What is being asked
What version of Immich Server does the bug report on the smart_search vector length list?

Text passage
————————

Possible behavior mismatch: Immich resets vector length in smart_search database when model is changed via UI, but does not perform this check if model is specified via config file
The bug
When updating the CLIP model, Immich Server is expected to update the database table "smart_search" to set the data type of the "embedding" column to a vector width which matches the CLIP model selected.
I believe that currently this behavior is only being performed when that change is made IN THE WEB UI, and is not performed at system startup or during the config-file parsing, even if the CLIP model was changed.
It is possible that this behavioral issue is restricted to environments where there is no persistence (e.g. deployed as a pod in Kubernetes without an underlying persistent volume), and does not appear if the immich-server has a stable data source beneath it. I believe that performing this check on startup when using a config file would still be a more robust behavior.
The OS that Immich Server is running on
k8s on Ubuntu 22.04
Version of Immich Server
v1.103.1
Version of Immich Mobile App
N/A
Platform with the issue
- [X] Server
- [ ] Web
- [ ] Mobile
Your docker-compose.yml content
Deployed from k8s yaml files
Your .env content
Deployed from k8s yaml files
Reproduction steps
1. Deploy immich, using a configuration file pointed to by the "IMMICH_CONFIG_FILE" environment variable
2. Change the "ModelName" configuration parameter in the config file to one which uses a different vector width (e.g. 1024 instead of the default 512)

————————

Records shown

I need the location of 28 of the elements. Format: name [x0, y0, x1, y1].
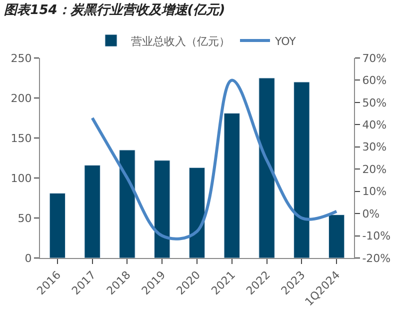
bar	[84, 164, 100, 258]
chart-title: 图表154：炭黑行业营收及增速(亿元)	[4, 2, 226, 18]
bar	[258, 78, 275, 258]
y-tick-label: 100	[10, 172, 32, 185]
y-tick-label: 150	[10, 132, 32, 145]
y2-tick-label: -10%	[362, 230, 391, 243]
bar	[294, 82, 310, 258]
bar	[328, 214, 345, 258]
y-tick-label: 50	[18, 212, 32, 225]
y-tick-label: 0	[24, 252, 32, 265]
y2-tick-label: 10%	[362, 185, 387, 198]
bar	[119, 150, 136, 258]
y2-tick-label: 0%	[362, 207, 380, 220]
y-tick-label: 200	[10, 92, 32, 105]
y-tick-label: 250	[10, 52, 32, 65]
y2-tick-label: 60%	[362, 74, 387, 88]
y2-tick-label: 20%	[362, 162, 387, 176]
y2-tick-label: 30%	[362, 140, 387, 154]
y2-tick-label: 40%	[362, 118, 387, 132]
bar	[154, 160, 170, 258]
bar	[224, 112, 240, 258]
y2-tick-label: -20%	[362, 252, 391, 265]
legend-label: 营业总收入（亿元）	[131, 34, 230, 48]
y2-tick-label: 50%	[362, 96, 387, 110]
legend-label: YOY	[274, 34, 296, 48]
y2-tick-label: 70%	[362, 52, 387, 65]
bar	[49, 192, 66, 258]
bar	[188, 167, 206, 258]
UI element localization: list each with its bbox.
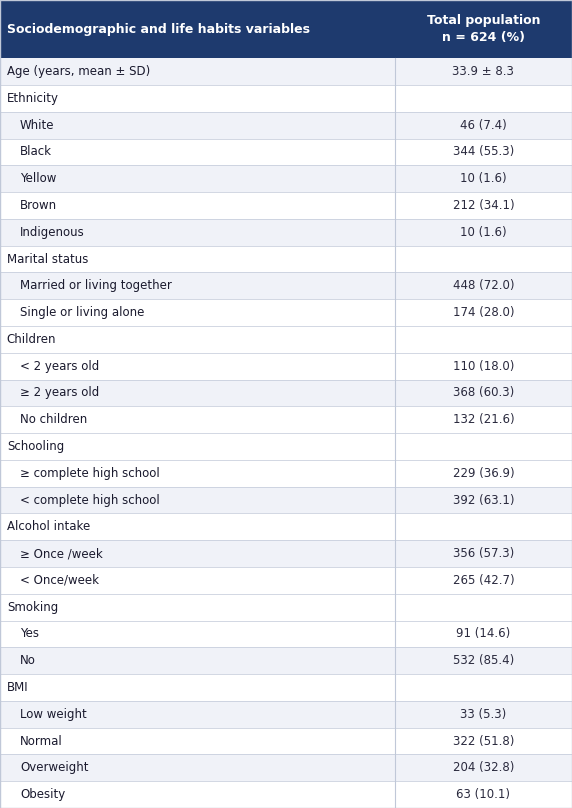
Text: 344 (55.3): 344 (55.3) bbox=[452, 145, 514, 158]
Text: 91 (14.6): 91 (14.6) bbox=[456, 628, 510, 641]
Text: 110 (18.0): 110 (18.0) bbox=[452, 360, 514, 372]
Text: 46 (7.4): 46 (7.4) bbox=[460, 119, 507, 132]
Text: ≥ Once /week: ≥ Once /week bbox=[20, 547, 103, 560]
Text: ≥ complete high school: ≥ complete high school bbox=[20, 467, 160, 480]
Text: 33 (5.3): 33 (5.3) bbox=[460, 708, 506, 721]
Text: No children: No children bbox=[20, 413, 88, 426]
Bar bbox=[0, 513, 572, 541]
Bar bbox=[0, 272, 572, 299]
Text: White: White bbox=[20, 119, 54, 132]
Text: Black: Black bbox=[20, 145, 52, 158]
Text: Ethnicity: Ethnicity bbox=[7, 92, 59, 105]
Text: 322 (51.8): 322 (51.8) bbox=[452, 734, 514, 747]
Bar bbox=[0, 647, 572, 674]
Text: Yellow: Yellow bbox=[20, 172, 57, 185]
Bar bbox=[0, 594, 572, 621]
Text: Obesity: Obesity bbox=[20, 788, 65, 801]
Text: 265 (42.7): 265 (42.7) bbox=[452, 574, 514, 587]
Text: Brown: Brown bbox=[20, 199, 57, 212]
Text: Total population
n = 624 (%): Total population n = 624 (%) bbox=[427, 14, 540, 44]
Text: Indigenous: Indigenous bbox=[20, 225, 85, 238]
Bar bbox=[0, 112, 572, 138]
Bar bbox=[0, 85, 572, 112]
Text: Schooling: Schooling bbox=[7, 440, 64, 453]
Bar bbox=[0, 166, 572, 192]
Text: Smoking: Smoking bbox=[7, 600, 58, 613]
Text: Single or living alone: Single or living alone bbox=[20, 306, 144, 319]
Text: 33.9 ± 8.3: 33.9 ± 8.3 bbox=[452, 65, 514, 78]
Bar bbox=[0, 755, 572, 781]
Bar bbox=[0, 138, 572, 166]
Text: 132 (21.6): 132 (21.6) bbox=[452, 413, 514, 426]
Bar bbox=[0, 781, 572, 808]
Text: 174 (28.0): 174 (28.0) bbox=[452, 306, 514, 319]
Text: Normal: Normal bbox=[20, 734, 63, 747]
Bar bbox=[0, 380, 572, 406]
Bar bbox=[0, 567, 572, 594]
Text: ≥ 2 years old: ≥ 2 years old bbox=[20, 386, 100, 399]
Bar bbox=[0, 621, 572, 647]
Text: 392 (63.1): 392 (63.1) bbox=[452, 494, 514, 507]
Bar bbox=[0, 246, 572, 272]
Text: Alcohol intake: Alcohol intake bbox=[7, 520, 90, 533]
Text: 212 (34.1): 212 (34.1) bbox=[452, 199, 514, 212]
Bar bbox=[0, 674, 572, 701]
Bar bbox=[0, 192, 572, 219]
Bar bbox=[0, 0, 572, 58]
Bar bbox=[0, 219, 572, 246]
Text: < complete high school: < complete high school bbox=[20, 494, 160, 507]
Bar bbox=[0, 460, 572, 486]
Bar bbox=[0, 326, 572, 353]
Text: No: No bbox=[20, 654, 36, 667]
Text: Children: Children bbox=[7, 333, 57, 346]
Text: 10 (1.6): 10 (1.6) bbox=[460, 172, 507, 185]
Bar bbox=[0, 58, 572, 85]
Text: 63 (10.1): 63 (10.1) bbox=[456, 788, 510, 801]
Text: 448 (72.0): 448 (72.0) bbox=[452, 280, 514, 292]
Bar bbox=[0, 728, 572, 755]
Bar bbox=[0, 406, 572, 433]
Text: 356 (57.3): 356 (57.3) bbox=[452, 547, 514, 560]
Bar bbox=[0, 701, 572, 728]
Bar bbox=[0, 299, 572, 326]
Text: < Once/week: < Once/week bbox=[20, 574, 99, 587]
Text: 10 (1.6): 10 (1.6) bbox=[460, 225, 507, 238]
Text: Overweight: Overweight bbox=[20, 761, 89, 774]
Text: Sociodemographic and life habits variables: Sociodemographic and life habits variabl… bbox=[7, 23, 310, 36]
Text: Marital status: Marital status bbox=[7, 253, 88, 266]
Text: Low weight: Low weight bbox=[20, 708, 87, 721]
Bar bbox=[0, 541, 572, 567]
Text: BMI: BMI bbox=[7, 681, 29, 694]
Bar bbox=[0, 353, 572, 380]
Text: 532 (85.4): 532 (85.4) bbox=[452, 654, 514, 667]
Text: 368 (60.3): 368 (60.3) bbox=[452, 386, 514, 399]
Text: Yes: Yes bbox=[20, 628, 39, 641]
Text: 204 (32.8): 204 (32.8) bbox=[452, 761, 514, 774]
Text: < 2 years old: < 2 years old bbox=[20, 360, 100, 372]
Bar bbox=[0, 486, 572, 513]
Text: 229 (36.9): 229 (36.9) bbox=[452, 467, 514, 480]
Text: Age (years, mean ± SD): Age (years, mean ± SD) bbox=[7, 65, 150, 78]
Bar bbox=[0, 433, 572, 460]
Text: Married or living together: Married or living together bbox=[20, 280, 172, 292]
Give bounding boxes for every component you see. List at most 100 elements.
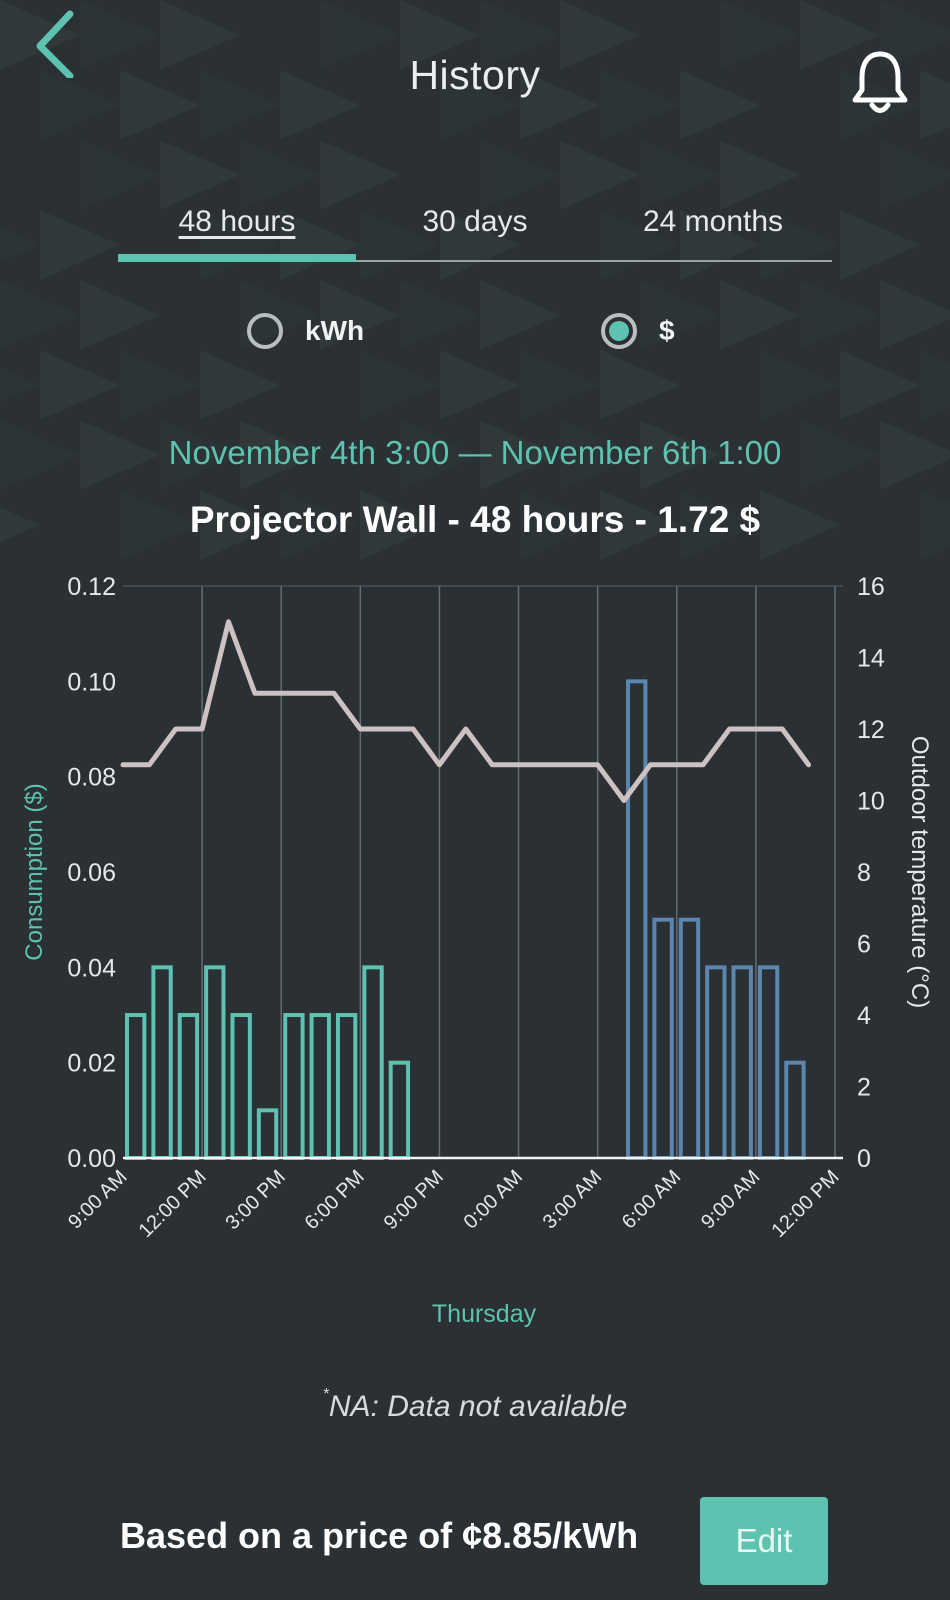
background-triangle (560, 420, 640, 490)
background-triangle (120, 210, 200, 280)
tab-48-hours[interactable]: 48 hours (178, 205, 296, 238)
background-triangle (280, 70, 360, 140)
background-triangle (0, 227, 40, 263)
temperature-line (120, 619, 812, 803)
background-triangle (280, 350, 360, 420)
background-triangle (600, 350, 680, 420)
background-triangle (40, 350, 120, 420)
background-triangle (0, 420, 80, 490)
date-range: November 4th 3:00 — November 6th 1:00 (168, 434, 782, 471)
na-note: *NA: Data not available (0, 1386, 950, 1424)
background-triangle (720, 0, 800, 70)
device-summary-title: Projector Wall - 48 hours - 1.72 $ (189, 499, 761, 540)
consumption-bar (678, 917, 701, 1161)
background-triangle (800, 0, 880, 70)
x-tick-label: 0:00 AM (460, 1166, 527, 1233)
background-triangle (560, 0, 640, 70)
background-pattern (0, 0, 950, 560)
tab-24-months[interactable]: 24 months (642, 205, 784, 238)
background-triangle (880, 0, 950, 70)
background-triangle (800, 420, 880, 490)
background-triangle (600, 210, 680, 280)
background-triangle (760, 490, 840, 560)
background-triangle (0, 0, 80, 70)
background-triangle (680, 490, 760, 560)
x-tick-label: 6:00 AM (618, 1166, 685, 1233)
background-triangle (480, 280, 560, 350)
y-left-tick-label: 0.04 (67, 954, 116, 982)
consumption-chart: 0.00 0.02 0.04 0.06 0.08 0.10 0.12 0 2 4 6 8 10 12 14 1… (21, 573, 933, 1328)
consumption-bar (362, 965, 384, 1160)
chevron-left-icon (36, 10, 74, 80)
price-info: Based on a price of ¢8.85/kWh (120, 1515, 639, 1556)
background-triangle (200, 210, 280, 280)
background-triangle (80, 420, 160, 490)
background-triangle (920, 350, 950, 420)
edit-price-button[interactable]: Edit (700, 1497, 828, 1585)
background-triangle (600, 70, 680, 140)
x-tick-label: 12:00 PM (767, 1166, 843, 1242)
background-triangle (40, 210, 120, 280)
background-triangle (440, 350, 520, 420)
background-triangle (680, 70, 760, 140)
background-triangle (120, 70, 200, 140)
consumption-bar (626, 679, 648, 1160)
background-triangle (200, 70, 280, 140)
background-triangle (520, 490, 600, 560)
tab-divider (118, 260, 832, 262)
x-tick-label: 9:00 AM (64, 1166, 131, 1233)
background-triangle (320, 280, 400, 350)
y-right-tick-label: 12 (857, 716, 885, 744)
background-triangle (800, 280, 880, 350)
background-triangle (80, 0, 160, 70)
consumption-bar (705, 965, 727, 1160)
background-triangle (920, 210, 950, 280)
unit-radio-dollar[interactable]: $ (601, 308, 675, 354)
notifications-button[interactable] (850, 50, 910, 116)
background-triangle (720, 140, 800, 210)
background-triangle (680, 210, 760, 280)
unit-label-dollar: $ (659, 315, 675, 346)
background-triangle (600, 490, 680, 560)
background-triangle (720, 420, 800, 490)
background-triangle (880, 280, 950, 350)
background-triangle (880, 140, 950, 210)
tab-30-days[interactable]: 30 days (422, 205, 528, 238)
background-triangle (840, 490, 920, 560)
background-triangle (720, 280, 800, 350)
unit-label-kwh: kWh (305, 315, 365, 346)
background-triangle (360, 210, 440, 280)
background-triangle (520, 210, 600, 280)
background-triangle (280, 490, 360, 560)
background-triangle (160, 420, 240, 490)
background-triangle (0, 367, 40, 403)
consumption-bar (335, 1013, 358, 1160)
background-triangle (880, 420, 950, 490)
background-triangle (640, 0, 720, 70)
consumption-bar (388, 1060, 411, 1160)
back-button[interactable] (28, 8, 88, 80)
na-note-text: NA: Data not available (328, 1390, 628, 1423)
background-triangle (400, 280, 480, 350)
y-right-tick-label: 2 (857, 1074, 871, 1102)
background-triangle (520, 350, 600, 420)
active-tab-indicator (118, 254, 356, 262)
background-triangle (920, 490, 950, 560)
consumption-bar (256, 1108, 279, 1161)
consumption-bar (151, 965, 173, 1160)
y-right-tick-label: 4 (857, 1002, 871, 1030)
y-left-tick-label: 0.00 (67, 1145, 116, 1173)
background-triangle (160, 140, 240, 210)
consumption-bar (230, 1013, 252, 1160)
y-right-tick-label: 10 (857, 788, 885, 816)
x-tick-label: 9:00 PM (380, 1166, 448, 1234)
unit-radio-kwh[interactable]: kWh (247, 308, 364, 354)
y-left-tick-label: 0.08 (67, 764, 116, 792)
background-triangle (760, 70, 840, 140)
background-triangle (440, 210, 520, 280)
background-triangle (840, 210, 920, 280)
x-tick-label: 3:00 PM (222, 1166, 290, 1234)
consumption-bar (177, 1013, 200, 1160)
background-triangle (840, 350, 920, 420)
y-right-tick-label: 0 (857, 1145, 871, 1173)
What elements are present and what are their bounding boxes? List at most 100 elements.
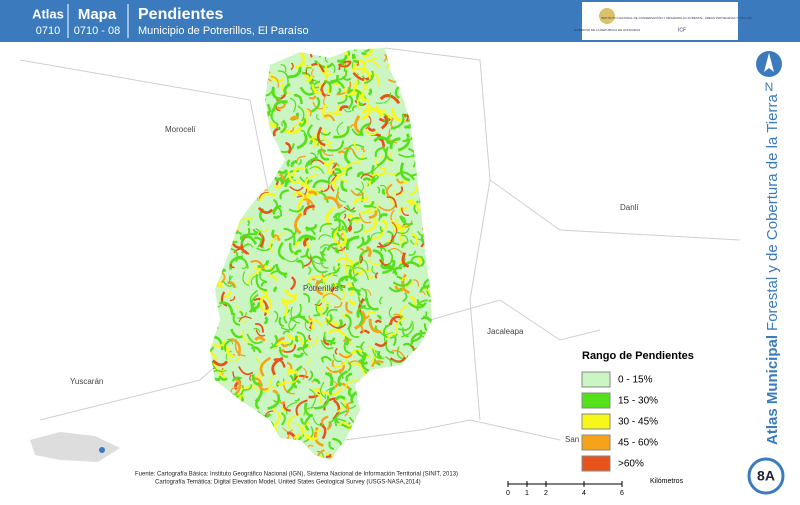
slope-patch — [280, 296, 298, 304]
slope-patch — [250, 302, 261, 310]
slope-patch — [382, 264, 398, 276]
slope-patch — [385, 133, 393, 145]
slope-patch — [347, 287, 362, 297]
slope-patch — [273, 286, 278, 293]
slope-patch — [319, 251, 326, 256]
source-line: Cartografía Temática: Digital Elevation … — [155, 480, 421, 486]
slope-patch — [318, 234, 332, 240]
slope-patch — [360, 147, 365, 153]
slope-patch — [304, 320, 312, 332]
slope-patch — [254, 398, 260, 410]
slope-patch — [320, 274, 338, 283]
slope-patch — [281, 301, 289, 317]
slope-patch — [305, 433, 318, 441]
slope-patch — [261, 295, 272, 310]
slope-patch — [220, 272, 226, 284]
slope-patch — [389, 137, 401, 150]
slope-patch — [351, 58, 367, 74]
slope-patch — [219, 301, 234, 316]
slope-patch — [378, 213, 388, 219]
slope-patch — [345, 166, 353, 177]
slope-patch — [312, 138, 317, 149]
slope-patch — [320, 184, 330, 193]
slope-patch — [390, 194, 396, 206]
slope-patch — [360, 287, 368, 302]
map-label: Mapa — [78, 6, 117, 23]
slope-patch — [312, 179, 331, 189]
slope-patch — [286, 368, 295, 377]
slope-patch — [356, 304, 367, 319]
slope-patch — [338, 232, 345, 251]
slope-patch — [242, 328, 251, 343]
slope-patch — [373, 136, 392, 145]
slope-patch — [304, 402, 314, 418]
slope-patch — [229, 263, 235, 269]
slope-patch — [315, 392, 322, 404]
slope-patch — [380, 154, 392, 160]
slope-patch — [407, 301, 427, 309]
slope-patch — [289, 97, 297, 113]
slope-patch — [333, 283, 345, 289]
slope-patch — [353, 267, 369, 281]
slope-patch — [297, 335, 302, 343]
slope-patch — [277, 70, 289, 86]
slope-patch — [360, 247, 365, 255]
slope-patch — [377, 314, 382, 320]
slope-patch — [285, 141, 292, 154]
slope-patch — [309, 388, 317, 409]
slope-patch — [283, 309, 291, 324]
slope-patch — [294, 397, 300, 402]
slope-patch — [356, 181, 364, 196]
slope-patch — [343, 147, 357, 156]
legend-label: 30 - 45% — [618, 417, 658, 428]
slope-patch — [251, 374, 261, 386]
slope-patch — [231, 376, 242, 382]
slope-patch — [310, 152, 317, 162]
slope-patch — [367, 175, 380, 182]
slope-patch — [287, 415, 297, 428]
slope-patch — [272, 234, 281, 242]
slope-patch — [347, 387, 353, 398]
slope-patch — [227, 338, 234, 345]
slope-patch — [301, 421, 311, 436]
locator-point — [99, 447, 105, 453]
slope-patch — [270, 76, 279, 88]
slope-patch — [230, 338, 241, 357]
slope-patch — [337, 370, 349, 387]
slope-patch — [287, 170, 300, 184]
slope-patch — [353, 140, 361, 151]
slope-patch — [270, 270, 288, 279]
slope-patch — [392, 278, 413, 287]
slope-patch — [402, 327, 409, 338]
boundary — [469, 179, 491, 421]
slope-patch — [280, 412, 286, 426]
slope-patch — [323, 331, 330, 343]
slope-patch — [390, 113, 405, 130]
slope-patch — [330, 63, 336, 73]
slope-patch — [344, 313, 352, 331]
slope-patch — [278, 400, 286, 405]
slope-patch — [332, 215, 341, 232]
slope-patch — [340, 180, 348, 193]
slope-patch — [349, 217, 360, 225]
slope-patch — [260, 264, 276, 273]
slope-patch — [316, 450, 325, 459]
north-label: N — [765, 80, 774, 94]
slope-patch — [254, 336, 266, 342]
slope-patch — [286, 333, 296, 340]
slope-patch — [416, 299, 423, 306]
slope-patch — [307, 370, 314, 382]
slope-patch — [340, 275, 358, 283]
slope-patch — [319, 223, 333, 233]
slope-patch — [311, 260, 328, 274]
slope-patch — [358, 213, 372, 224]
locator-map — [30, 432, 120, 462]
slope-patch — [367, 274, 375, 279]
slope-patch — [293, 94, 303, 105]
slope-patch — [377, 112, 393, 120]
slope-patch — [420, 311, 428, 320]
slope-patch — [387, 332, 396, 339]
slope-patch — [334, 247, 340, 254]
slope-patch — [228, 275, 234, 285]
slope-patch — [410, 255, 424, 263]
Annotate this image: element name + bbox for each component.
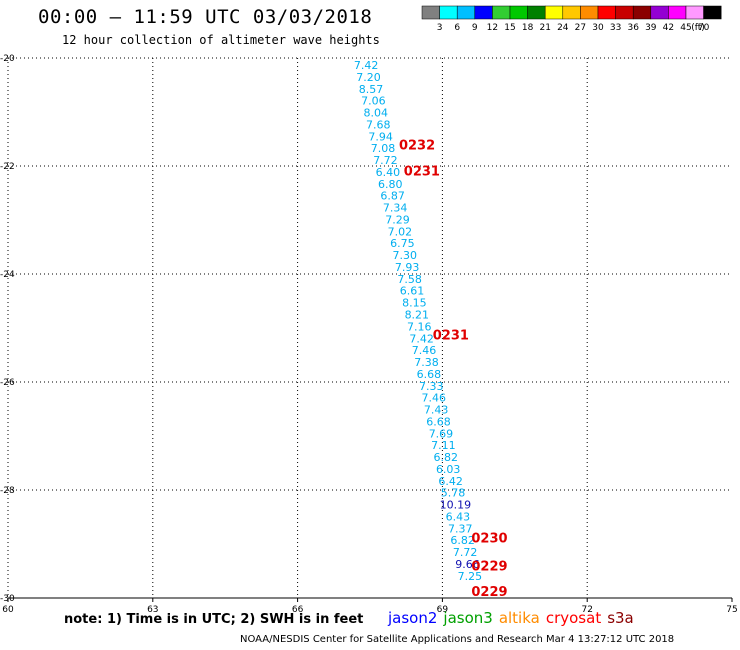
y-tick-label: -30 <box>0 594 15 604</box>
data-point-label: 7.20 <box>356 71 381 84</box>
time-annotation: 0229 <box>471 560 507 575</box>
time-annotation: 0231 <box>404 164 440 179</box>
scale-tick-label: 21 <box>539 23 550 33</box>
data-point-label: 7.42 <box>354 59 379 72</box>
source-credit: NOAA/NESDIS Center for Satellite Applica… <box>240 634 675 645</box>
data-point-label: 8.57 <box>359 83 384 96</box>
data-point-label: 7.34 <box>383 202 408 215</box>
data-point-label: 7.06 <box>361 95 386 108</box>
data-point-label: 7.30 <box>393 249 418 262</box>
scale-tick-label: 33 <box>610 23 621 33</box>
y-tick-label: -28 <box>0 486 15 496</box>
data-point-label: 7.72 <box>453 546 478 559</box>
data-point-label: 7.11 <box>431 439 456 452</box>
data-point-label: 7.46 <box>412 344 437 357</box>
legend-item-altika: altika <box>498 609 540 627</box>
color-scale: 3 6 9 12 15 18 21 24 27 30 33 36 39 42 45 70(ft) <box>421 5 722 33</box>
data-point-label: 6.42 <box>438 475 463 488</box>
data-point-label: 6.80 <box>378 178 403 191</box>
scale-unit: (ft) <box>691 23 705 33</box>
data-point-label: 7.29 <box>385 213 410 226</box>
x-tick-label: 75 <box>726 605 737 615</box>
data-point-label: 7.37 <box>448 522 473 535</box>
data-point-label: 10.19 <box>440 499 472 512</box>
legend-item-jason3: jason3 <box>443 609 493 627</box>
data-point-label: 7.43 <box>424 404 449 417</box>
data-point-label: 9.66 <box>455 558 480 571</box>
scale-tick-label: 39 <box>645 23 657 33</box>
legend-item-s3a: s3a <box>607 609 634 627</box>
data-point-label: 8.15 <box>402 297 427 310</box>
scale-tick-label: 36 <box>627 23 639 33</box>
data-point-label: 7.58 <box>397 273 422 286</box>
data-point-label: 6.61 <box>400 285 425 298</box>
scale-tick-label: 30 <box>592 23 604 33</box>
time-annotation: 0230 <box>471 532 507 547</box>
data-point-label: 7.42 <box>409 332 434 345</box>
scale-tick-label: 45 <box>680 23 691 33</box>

————————

Exercise response
v1.103.1